Do this
Below is some material; set it all down exactly, apart from the pictures.

Data excerpts:
## Begin
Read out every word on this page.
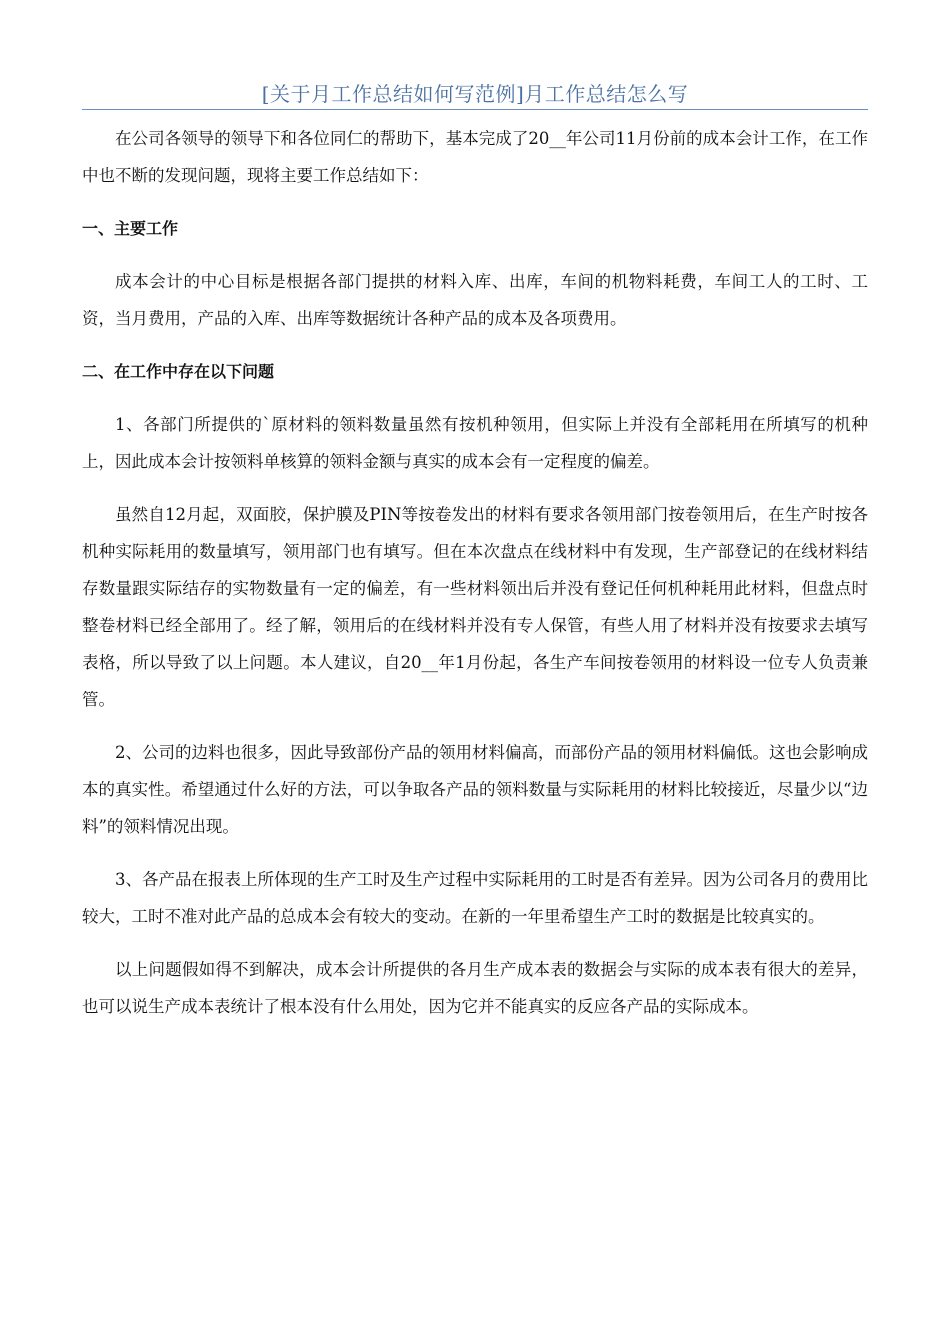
[关于月工作总结如何写范例]月工作总结怎么写

在公司各领导的领导下和各位同仁的帮助下，基本完成了20__年公司11月份前的成本会计工作，在工作中也不断的发现问题，现将主要工作总结如下：

一、主要工作

成本会计的中心目标是根据各部门提拱的材料入库、出库，车间的机物料耗费，车间工人的工时、工资，当月费用，产品的入库、出库等数据统计各种产品的成本及各项费用。

二、在工作中存在以下问题

1、各部门所提供的`原材料的领料数量虽然有按机种领用，但实际上并没有全部耗用在所填写的机种上，因此成本会计按领料单核算的领料金额与真实的成本会有一定程度的偏差。

虽然自12月起，双面胶，保护膜及PIN等按卷发出的材料有要求各领用部门按卷领用后，在生产时按各机种实际耗用的数量填写，领用部门也有填写。但在本次盘点在线材料中有发现，生产部登记的在线材料结存数量跟实际结存的实物数量有一定的偏差，有一些材料领出后并没有登记任何机种耗用此材料，但盘点时整卷材料已经全部用了。经了解，领用后的在线材料并没有专人保管，有些人用了材料并没有按要求去填写表格，所以导致了以上问题。本人建议，自20__年1月份起，各生产车间按卷领用的材料设一位专人负责兼管。

2、公司的边料也很多，因此导致部份产品的领用材料偏高，而部份产品的领用材料偏低。这也会影响成本的真实性。希望通过什么好的方法，可以争取各产品的领料数量与实际耗用的材料比较接近，尽量少以“边料”的领料情况出现。

3、各产品在报表上所体现的生产工时及生产过程中实际耗用的工时是否有差异。因为公司各月的费用比较大，工时不准对此产品的总成本会有较大的变动。在新的一年里希望生产工时的数据是比较真实的。

以上问题假如得不到解决，成本会计所提供的各月生产成本表的数据会与实际的成本表有很大的差异，也可以说生产成本表统计了根本没有什么用处，因为它并不能真实的反应各产品的实际成本。
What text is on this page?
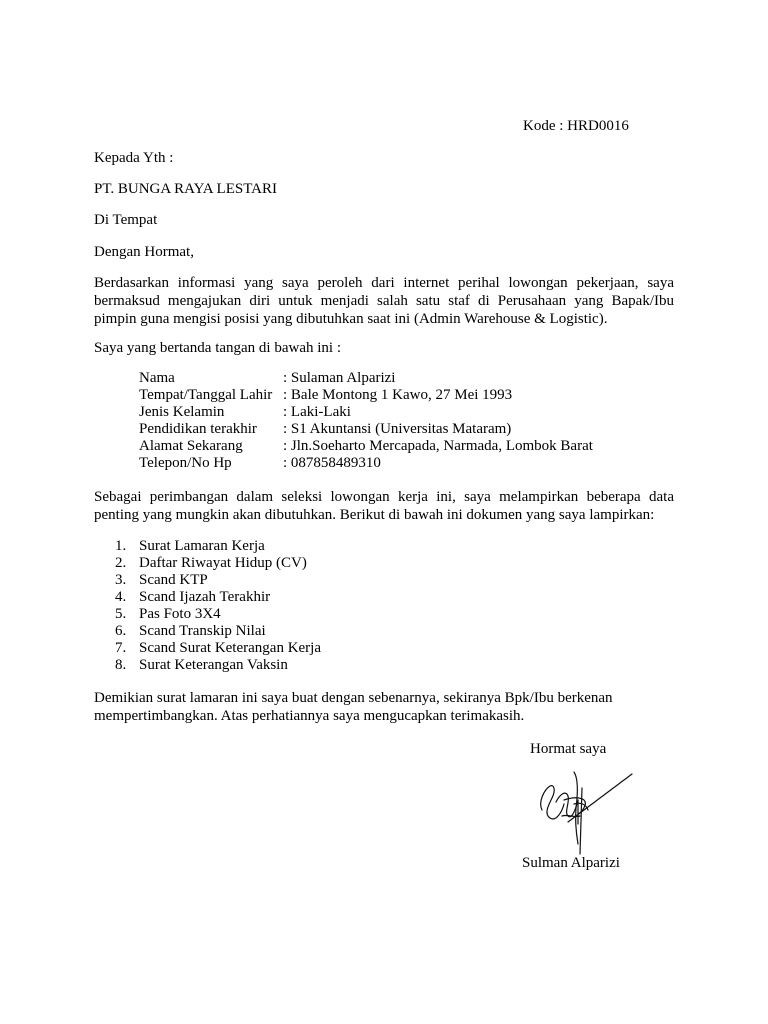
Kode : HRD0016
Kepada Yth :
PT. BUNGA RAYA LESTARI
Di Tempat
Dengan Hormat,
Berdasarkan informasi yang saya peroleh dari internet perihal lowongan pekerjaan, saya
bermaksud mengajukan diri untuk menjadi salah satu staf di Perusahaan yang Bapak/Ibu
pimpin guna mengisi posisi yang dibutuhkan saat ini (Admin Warehouse & Logistic).
Saya yang bertanda tangan di bawah ini :
Nama	: Sulaman Alparizi
Tempat/Tanggal Lahir : Bale Montong 1 Kawo, 27 Mei 1993
Jenis Kelamin	: Laki-Laki
Pendidikan terakhir : S1 Akuntansi (Universitas Mataram)
Alamat Sekarang	: Jln.Soeharto Mercapada, Narmada, Lombok Barat
Telepon/No Hp	: 087858489310
Sebagai perimbangan dalam seleksi lowongan kerja ini, saya melampirkan beberapa data
penting yang mungkin akan dibutuhkan. Berikut di bawah ini dokumen yang saya lampirkan:
1. Surat Lamaran Kerja
2. Daftar Riwayat Hidup (CV)
3. Scand KTP
4. Scand Ijazah Terakhir
5. Pas Foto 3X4
6. Scand Transkip Nilai
7. Scand Surat Keterangan Kerja
8. Surat Keterangan Vaksin
Demikian surat lamaran ini saya buat dengan sebenarnya, sekiranya Bpk/Ibu berkenan
mempertimbangkan. Atas perhatiannya saya mengucapkan terimakasih.
Hormat saya
Sulman Alparizi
## End
Finished answer
Read out every word on this page.
[关于月工作总结如何写范例]月工作总结怎么写

在公司各领导的领导下和各位同仁的帮助下，基本完成了20__年公司11月份前的成本会计工作，在工作中也不断的发现问题，现将主要工作总结如下：

一、主要工作

成本会计的中心目标是根据各部门提拱的材料入库、出库，车间的机物料耗费，车间工人的工时、工资，当月费用，产品的入库、出库等数据统计各种产品的成本及各项费用。

二、在工作中存在以下问题

1、各部门所提供的`原材料的领料数量虽然有按机种领用，但实际上并没有全部耗用在所填写的机种上，因此成本会计按领料单核算的领料金额与真实的成本会有一定程度的偏差。

虽然自12月起，双面胶，保护膜及PIN等按卷发出的材料有要求各领用部门按卷领用后，在生产时按各机种实际耗用的数量填写，领用部门也有填写。但在本次盘点在线材料中有发现，生产部登记的在线材料结存数量跟实际结存的实物数量有一定的偏差，有一些材料领出后并没有登记任何机种耗用此材料，但盘点时整卷材料已经全部用了。经了解，领用后的在线材料并没有专人保管，有些人用了材料并没有按要求去填写表格，所以导致了以上问题。本人建议，自20__年1月份起，各生产车间按卷领用的材料设一位专人负责兼管。

2、公司的边料也很多，因此导致部份产品的领用材料偏高，而部份产品的领用材料偏低。这也会影响成本的真实性。希望通过什么好的方法，可以争取各产品的领料数量与实际耗用的材料比较接近，尽量少以“边料”的领料情况出现。

3、各产品在报表上所体现的生产工时及生产过程中实际耗用的工时是否有差异。因为公司各月的费用比较大，工时不准对此产品的总成本会有较大的变动。在新的一年里希望生产工时的数据是比较真实的。

以上问题假如得不到解决，成本会计所提供的各月生产成本表的数据会与实际的成本表有很大的差异，也可以说生产成本表统计了根本没有什么用处，因为它并不能真实的反应各产品的实际成本。
What text is on this page?
Kode : HRD0016
Kepada Yth :
PT. BUNGA RAYA LESTARI
Di Tempat
Dengan Hormat,
Berdasarkan informasi yang saya peroleh dari internet perihal lowongan pekerjaan, saya
bermaksud mengajukan diri untuk menjadi salah satu staf di Perusahaan yang Bapak/Ibu
pimpin guna mengisi posisi yang dibutuhkan saat ini (Admin Warehouse & Logistic).
Saya yang bertanda tangan di bawah ini :
Nama	: Sulaman Alparizi
Tempat/Tanggal Lahir : Bale Montong 1 Kawo, 27 Mei 1993
Jenis Kelamin	: Laki-Laki
Pendidikan terakhir : S1 Akuntansi (Universitas Mataram)
Alamat Sekarang	: Jln.Soeharto Mercapada, Narmada, Lombok Barat
Telepon/No Hp	: 087858489310
Sebagai perimbangan dalam seleksi lowongan kerja ini, saya melampirkan beberapa data
penting yang mungkin akan dibutuhkan. Berikut di bawah ini dokumen yang saya lampirkan:
1. Surat Lamaran Kerja
2. Daftar Riwayat Hidup (CV)
3. Scand KTP
4. Scand Ijazah Terakhir
5. Pas Foto 3X4
6. Scand Transkip Nilai
7. Scand Surat Keterangan Kerja
8. Surat Keterangan Vaksin
Demikian surat lamaran ini saya buat dengan sebenarnya, sekiranya Bpk/Ibu berkenan
mempertimbangkan. Atas perhatiannya saya mengucapkan terimakasih.
Hormat saya
Sulman Alparizi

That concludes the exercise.